### Task requirements
Omit the images, then output each of the records below exactly.

### Record excerpts
══════════════════════════════

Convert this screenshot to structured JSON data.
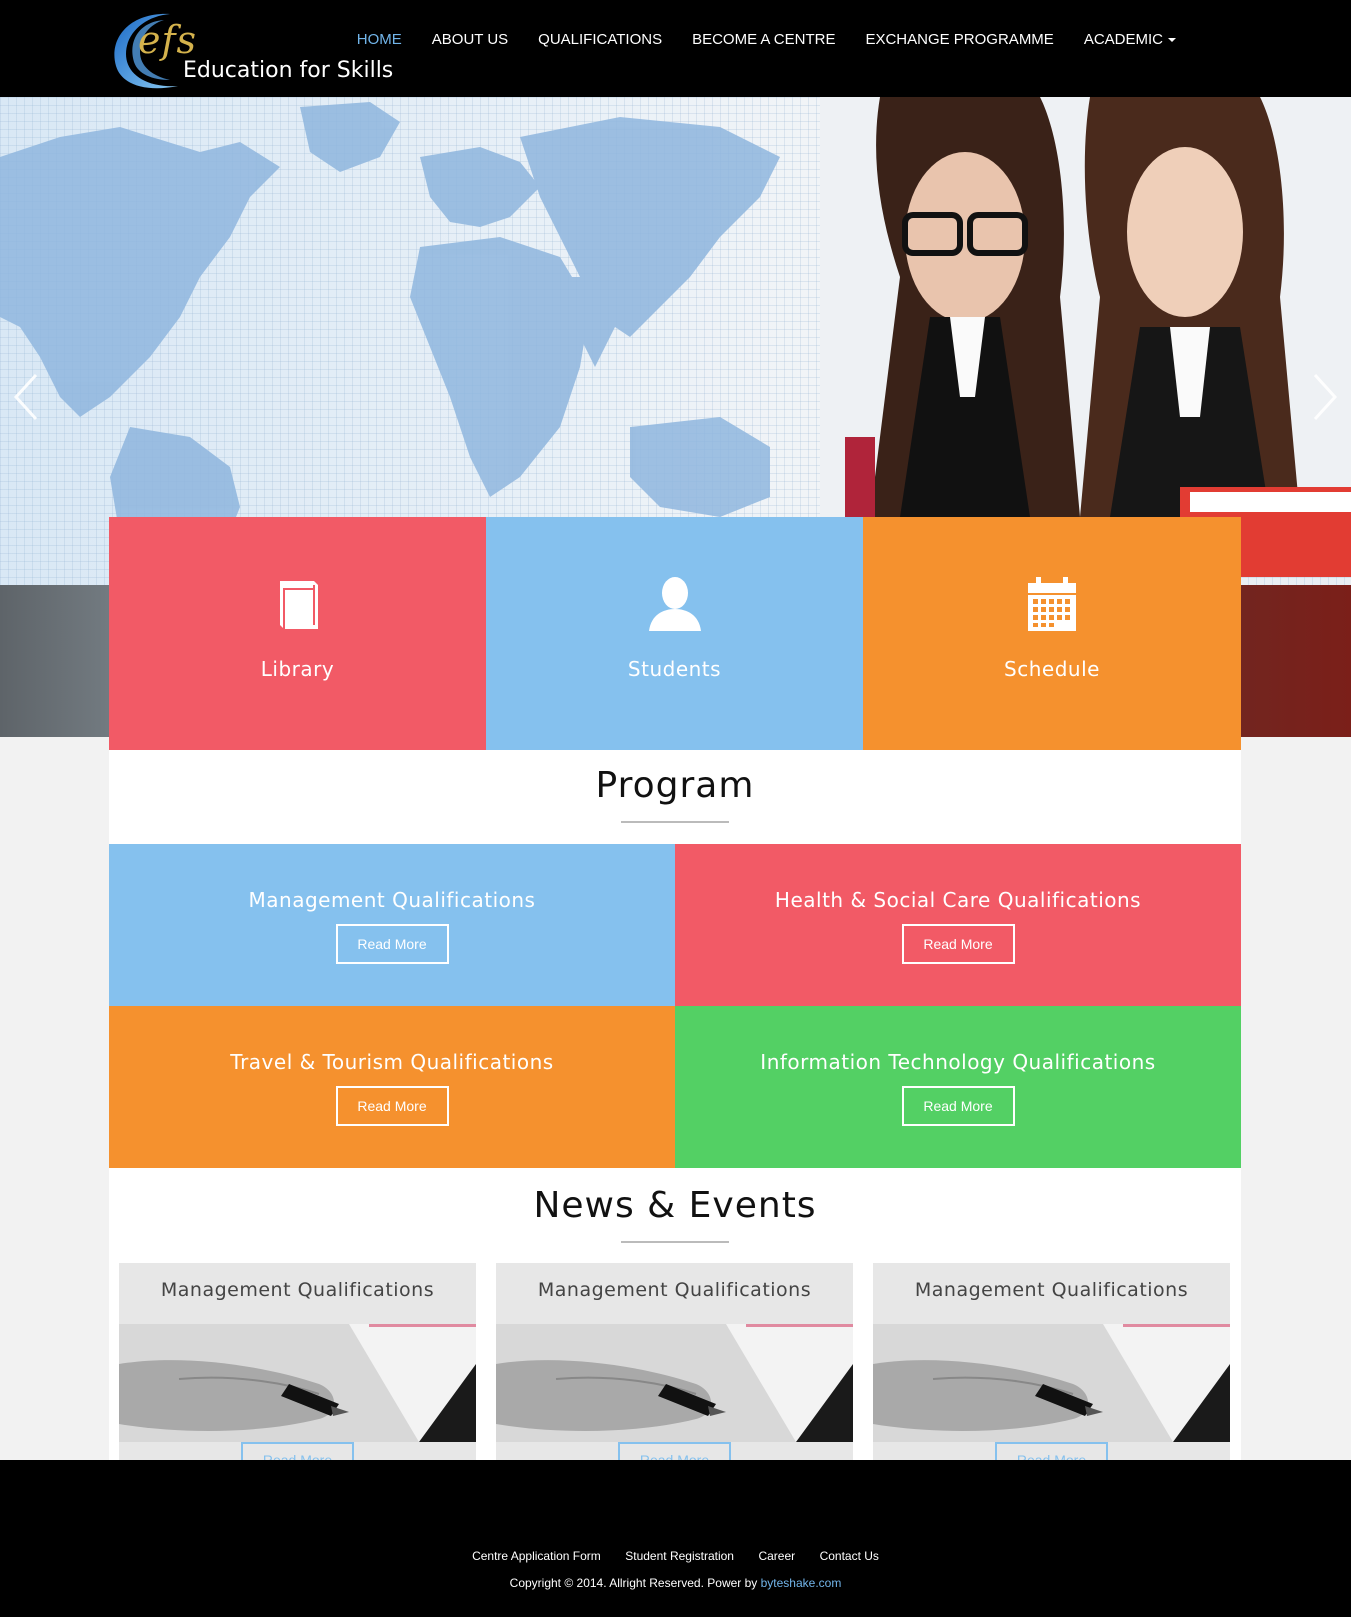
{
  "brand": {
    "logo_mark": "efs",
    "name": "Education for Skills"
  },
  "nav": {
    "items": [
      {
        "label": "HOME",
        "active": true
      },
      {
        "label": "ABOUT US"
      },
      {
        "label": "QUALIFICATIONS"
      },
      {
        "label": "BECOME A CENTRE"
      },
      {
        "label": "EXCHANGE PROGRAMME"
      },
      {
        "label": "ACADEMIC",
        "dropdown": true
      }
    ]
  },
  "hero": {
    "prev_icon": "chevron-left-icon",
    "next_icon": "chevron-right-icon"
  },
  "features": [
    {
      "label": "Library",
      "icon": "book-icon",
      "color": "#f25a66"
    },
    {
      "label": "Students",
      "icon": "user-icon",
      "color": "#85c1ee"
    },
    {
      "label": "Schedule",
      "icon": "calendar-icon",
      "color": "#f5912e"
    }
  ],
  "program": {
    "title": "Program",
    "items": [
      {
        "title": "Management Qualifications",
        "button": "Read More",
        "color": "#85c1ee"
      },
      {
        "title": "Health & Social Care Qualifications",
        "button": "Read More",
        "color": "#f25a66"
      },
      {
        "title": "Travel & Tourism Qualifications",
        "button": "Read More",
        "color": "#f5912e"
      },
      {
        "title": "Information Technology Qualifications",
        "button": "Read More",
        "color": "#53d064"
      }
    ]
  },
  "news": {
    "title": "News & Events",
    "items": [
      {
        "title": "Management Qualifications",
        "button": "Read More"
      },
      {
        "title": "Management Qualifications",
        "button": "Read More"
      },
      {
        "title": "Management Qualifications",
        "button": "Read More"
      }
    ]
  },
  "footer": {
    "links": [
      "Centre Application Form",
      "Student Registration",
      "Career",
      "Contact Us"
    ],
    "copyright": "Copyright © 2014. Allright Reserved. Power by ",
    "powered_by": "byteshake.com"
  },
  "colors": {
    "accent": "#72b5ea",
    "red": "#f25a66",
    "blue": "#85c1ee",
    "orange": "#f5912e",
    "green": "#53d064"
  }
}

══════════════════════════════

### Exercise answer
Convert this screenshot to structured JSON data.
{
  "brand": {
    "logo_mark": "efs",
    "name": "Education for Skills"
  },
  "nav": {
    "items": [
      {
        "label": "HOME",
        "active": true
      },
      {
        "label": "ABOUT US"
      },
      {
        "label": "QUALIFICATIONS"
      },
      {
        "label": "BECOME A CENTRE"
      },
      {
        "label": "EXCHANGE PROGRAMME"
      },
      {
        "label": "ACADEMIC",
        "dropdown": true
      }
    ]
  },
  "hero": {
    "prev_icon": "chevron-left-icon",
    "next_icon": "chevron-right-icon"
  },
  "features": [
    {
      "label": "Library",
      "icon": "book-icon",
      "color": "#f25a66"
    },
    {
      "label": "Students",
      "icon": "user-icon",
      "color": "#85c1ee"
    },
    {
      "label": "Schedule",
      "icon": "calendar-icon",
      "color": "#f5912e"
    }
  ],
  "program": {
    "title": "Program",
    "items": [
      {
        "title": "Management Qualifications",
        "button": "Read More",
        "color": "#85c1ee"
      },
      {
        "title": "Health & Social Care Qualifications",
        "button": "Read More",
        "color": "#f25a66"
      },
      {
        "title": "Travel & Tourism Qualifications",
        "button": "Read More",
        "color": "#f5912e"
      },
      {
        "title": "Information Technology Qualifications",
        "button": "Read More",
        "color": "#53d064"
      }
    ]
  },
  "news": {
    "title": "News & Events",
    "items": [
      {
        "title": "Management Qualifications",
        "button": "Read More"
      },
      {
        "title": "Management Qualifications",
        "button": "Read More"
      },
      {
        "title": "Management Qualifications",
        "button": "Read More"
      }
    ]
  },
  "footer": {
    "links": [
      "Centre Application Form",
      "Student Registration",
      "Career",
      "Contact Us"
    ],
    "copyright": "Copyright © 2014. Allright Reserved. Power by ",
    "powered_by": "byteshake.com"
  },
  "colors": {
    "accent": "#72b5ea",
    "red": "#f25a66",
    "blue": "#85c1ee",
    "orange": "#f5912e",
    "green": "#53d064"
  }
}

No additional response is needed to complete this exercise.